Data records:
------------------------------------------------------------------------
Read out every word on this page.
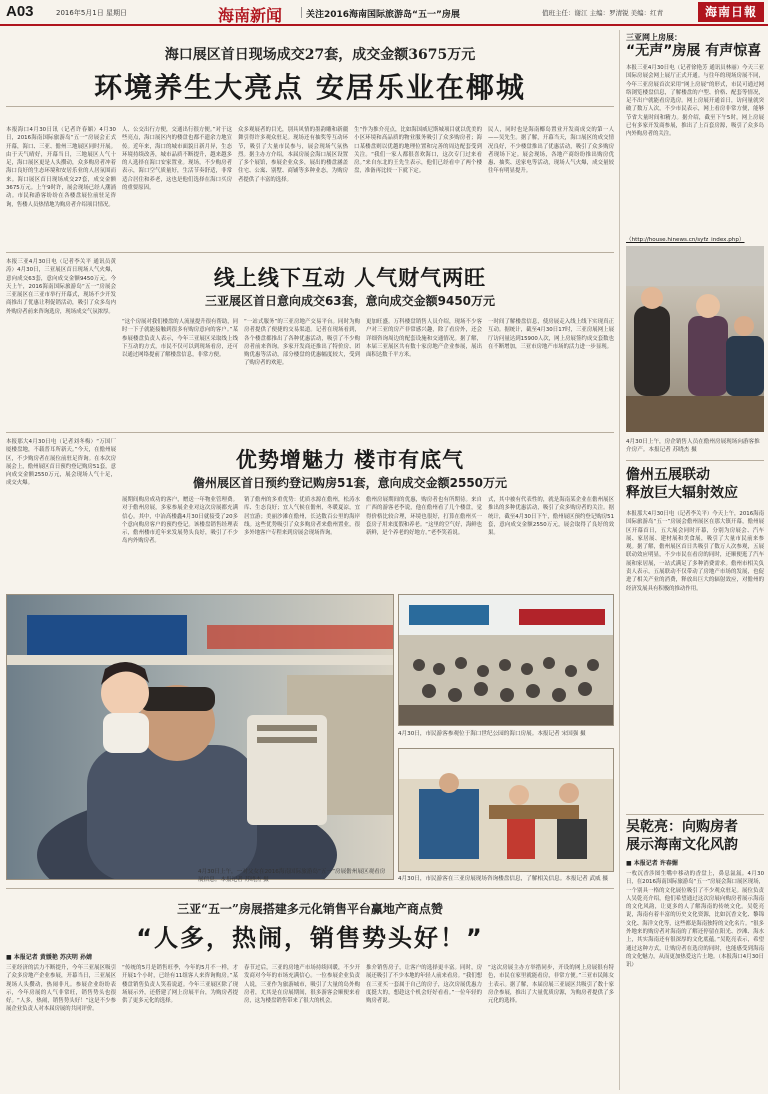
A03	2016年5月1日 星期日	海南新闻	关注2016海南国际旅游岛“五一”房展	值班主任：谢江 主编：罗清锐 美编：红青	海南日報
海口展区首日现场成交27套，成交金额3675万元
环境养生大亮点 安居乐业在椰城
本报海口4月30日讯（记者许春媚）4月30日，2016海南国际旅游岛“五一”房展会正式开幕，海口、三亚、儋州三地展区同时开展。由于天气晴好，开幕当日，三地展区人气十足，海口展区更是人头攒动，众多购房者冲着海口良好的生态环境和安居乐业的人居氛围而来。海口展区首日现场成交27套，成交金额3675万元。上午9时许，展会现场已经人潮涌动。市民和游客纷纷在各楼盘展位前驻足咨询，售楼人员热情地为购房者介绍项目情况。
人、公交出行方便，交通出行很方便。”对于这些亮点，海口展区内的楼盘也都不遗余力地宣传。近年来，海口的城市面貌日新月异，生态环境持续改善，城市品质不断提升，越来越多的人选择在海口安家置业。现场，不少购房者表示，海口空气质量好，生活节奏舒适，非常适合居住和养老，这也是他们选择在海口买房的重要原因。
众多观展者的目光，别具风情的墨韵雕和新疆舞引得许多观众驻足。现场还有抽奖等互动环节，吸引了大量市民参与，展会现场气氛热烈。据主办方介绍，本届房展会海口展区设置了多个展馆，参展企业众多，展出的楼盘涵盖住宅、公寓、别墅、商铺等多种业态，为购房者提供了丰富的选择。
生“作为推介亮点，比如海国威尼斯城项目就以优美的小区环境和高品质的物业服务吸引了众多购房者；海口某楼盘则以优越的地理位置和完善的周边配套受到关注。“我们一家人都很喜欢海口，这次专门过来看房。”来自东北的王先生表示，他们已经看中了两个楼盘，准备再比较一下就下定。
民人，同时也是海南椰岛置业开发商成交的第一人——吴先生。据了解，开幕当天，海口展区的成交情况良好，不少楼盘推出了优惠活动，吸引了众多购房者现场下定。展会现场，各地产商纷纷推出购房优惠、抽奖、送家电等活动，现场人气火爆，成交量较往年有明显提升。
三亚网上房展：
“无声”房展 有声惊喜
本报三亚4月30日电（记者徐艳芳 通讯员林丽）今天三亚国际房展会网上展厅正式开通。与往年的现场房展不同，今年三亚房展首次采用“网上房展”的形式，市民可通过网络浏览楼盘信息，了解楼盘的户型、价格、配套等情况，足不出户就能看房选房。网上房展开通首日，访问量就突破了数万人次，不少市民表示，网上看房非常方便，能够节省大量时间和精力。据介绍，截至下午5时，网上房展已有多家开发商参展，推出了上百套房源，吸引了众多岛内外购房者的关注。
（http://house.hinews.cn/syfz_index.php）
本报三亚4月30日电（记者李关平 通讯员黄涛）4月30日，三亚展区首日现场人气火爆，意向成交63套，意向成交金额9450万元。今天上午，2016海南国际旅游岛“五一”房展会三亚展区在三亚市举行开幕式，现场不少开发商推出了优惠让利促销活动，吸引了众多岛内外购房者前来咨询选房，现场成交气氛浓厚。
线上线下互动 人气财气两旺
三亚展区首日意向成交63套，意向成交金额9450万元
“这个房展对我们楼盘的人流量提升很有帮助，同时一下子就能接触到很多有购房意向的客户。”某参展楼盘负责人表示，今年三亚展区采取线上线下互动的方式，市民不仅可以到现场看房，还可以通过网络提前了解楼盘信息，非常方便。
“一站式服务”的三亚房地产交易平台。同时为购房者提供了便捷的交易渠道。记者在现场看到，各个楼盘都推出了各种优惠活动，吸引了不少购房者前来咨询。多家开发商还推出了特价房、团购优惠等活动，部分楼盘的优惠幅度较大，受到了购房者的欢迎。
更加旺盛。万科楼盘销售人员介绍，现场不少客户对三亚的房产非常感兴趣，除了看房外，还会详细咨询周边的配套设施和交通情况。据了解，本届三亚展区共有数十家房地产企业参展，展出面积达数千平方米。
一时间了解楼盘信息，使房展走入线上线下实现真正互动。据统计，截至4月30日17时，三亚房展网上展厅访问量达到15900人次，网上房展签约成交套数也在不断增加，三亚市房地产市场的活力进一步显现。
4月30日上午，房企销售人员在儋州房展现场向游客推介房产。本报记者 苏晓杰 摄
本报那大4月30日电（记者刘冬梅）“万国厂厦楼盘地，不载普耳所新天。”今天，在儋州展区，不少购房者在展位前驻足咨询。在本次房展会上，儋州展区首日预约登记购房51套，意向成交金额2550万元，展会现场人气十足，成交火爆。
优势增魅力 楼市有底气
儋州展区首日预约登记购房51套，意向成交金额2550万元
展期间购房成功的客户，赠送一年物业管理费。对于儋州房展，多家参展企业对这次房展都充满信心。其中，中冶高楼鑫4月30日就接受了20多个意向购房客户的预约登记。该楼盘销售经理表示，儋州楼市近年来发展势头良好，吸引了不少岛内外购房者。
销了儋州的多重优势：优质水源在儋州，松涛水库、生态良好；宜人气候在儋州，冬暖夏凉，宜居宜游；美丽沙滩在儋州，长达数百公里的海岸线。这些优势吸引了众多购房者来儋州置业，很多外地客户专程来到房展会现场咨询。
儋州房展期间的优惠，购房者也有所期待。来自广西的游客老李说，他在儋州看了几个楼盘，觉得价格比较合理，环境也很好，打算在儋州买一套房子用来度假和养老。“这里的空气好，海鲜也新鲜，是个养老的好地方。”老李笑着说。
式，其中被有代表性的，就是海南某企业在儋州展区推出的多种优惠活动，吸引了众多购房者的关注。据统计，截至4月30日下午，儋州展区预约登记购房51套，意向成交金额2550万元，展会取得了良好的效果。
儋州五展联动
释放巨大辐射效应
本报那大4月30日电（记者李关平）今天上午，2016海南国际旅游岛“五一”房展会儋州展区在那大镇开幕，儋州展区开幕首日，五大展会同时开幕，分别为房展会、汽车展、家居展、建材展和美食展，吸引了大量市民前来参观。据了解，儋州展区首日共吸引了数万人次参观，五展联动效应明显，不少市民在看房的同时，还顺便逛了汽车展和家居展，一站式满足了多种消费需求。儋州市相关负责人表示，五展联动不仅带动了房地产市场的发展，也促进了相关产业的消费，释放出巨大的辐射效应，对儋州的经济发展具有积极的推动作用。
4月30日上午，一对父女在2016海南国际旅游岛“五一”房展儋州展区观看房展信息。本报记者 苏晓杰 摄
4月30日，市民游客参观位于海口世纪公园的海口房展。本报记者 宋国强 摄
4月30日，市民游客在三亚房展现场咨询楼盘信息，了解相关信息。本报记者 武威 摄
三亚“五一”房展搭建多元化销售平台赢地产商点赞
“人多，热闹，销售势头好！”
■ 本报记者 黄媛艳 苏庆明 孙婧
三亚经济的活力不断提升，今年三亚展区吸引了众多房地产企业参展，开幕当日，三亚展区现场人头攒动，热闹非凡。参展企业纷纷表示，今年房展的人气非常旺，销售势头也很好。“人多，热闹，销售势头好！”这是不少参展企业负责人对本届房展的共同评价。
“传统的5月是销售旺季，今年的5月不一样，才开展1个小时，已经有11组客人来咨询购房。”某楼盘销售负责人笑着说道。今年三亚展区除了现场展示外，还搭建了网上房展平台，为购房者提供了更多元化的选择。
春节过后，三亚的房地产市场持续回暖，不少开发商对今年的市场充满信心。一位参展企业负责人说，三亚作为旅游城市，吸引了大量的岛外购房者，尤其是在房展期间，很多游客会顺便来看房，这为楼盘销售带来了很大的机会。
推介销售房子，让客户的选择更丰富。同时，房展还吸引了不少本地的年轻人前来看房。“我们想在三亚买一套属于自己的房子，这次房展优惠力度挺大的，想趁这个机会好好看看。”一位年轻的购房者说。
“这次房展主办方举措同步，开设的网上房展很有特色，市民在家里就能看房，非常方便。”三亚市民陈女士表示。据了解，本届房展三亚展区共吸引了数十家房企参展，推出了大量优质房源，为购房者提供了多元化的选择。
吴乾亮：向购房者
展示海南文化风韵
■ 本报记者 许春媚
一枚沉香涉图生嘴中移动的香盘上，鼻息氤氲。4月30日，在2016海南国际旅游岛“五一”房展会海口展区现场，一个别具一格的文化展位吸引了不少观众驻足。展位负责人吴乾亮介绍，他们希望通过这次房展向购房者展示海南的文化风韵，让更多的人了解海南的传统文化。吴乾亮说，海南有着丰富的历史文化资源，比如沉香文化、黎锦文化、海洋文化等，这些都是海南独特的文化名片。“很多外地来的购房者对海南的了解还停留在阳光、沙滩、海水上，其实海南还有很深厚的文化底蕴。”吴乾亮表示，希望通过这种方式，让购房者在选房的同时，也能感受到海南的文化魅力，从而更加热爱这片土地。（本报海口4月30日讯）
------------------------------------------------------------------------
OBJECTIVE: Across the material above, count every line holding "记者李关平" and write down only the number.

EXERCISE SOLUTION: 2